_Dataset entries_
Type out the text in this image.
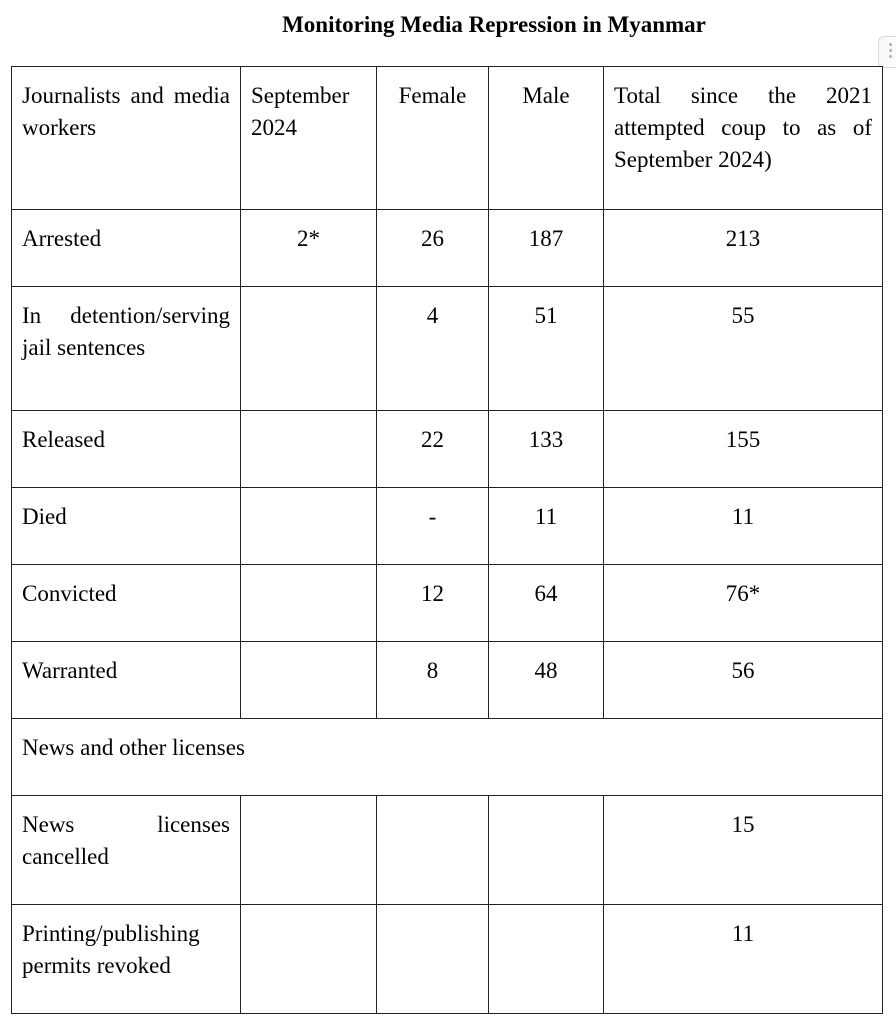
Monitoring Media Repression in Myanmar
Journalists and media workers	September 2024	Female	Male	Total since the 2021 attempted coup to as of September 2024)
Arrested	2*	26	187	213
In detention/serving jail sentences		4	51	55
Released		22	133	155
Died		-	11	11
Convicted		12	64	76*
Warranted		8	48	56
News and other licenses				
News licenses cancelled				15
Printing/publishing permits revoked				11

_Aim of the task_
Reproduce the full listing above verbatim, with no pictures included.

_Answer for the task_
Type out the text in this image.
Monitoring Media Repression in Myanmar
Journalists and media workers	September 2024	Female	Male	Total since the 2021 attempted coup to as of September 2024)
Arrested	2*	26	187	213
In detention/serving jail sentences		4	51	55
Released		22	133	155
Died		-	11	11
Convicted		12	64	76*
Warranted		8	48	56
News and other licenses				
News licenses cancelled				15
Printing/publishing permits revoked				11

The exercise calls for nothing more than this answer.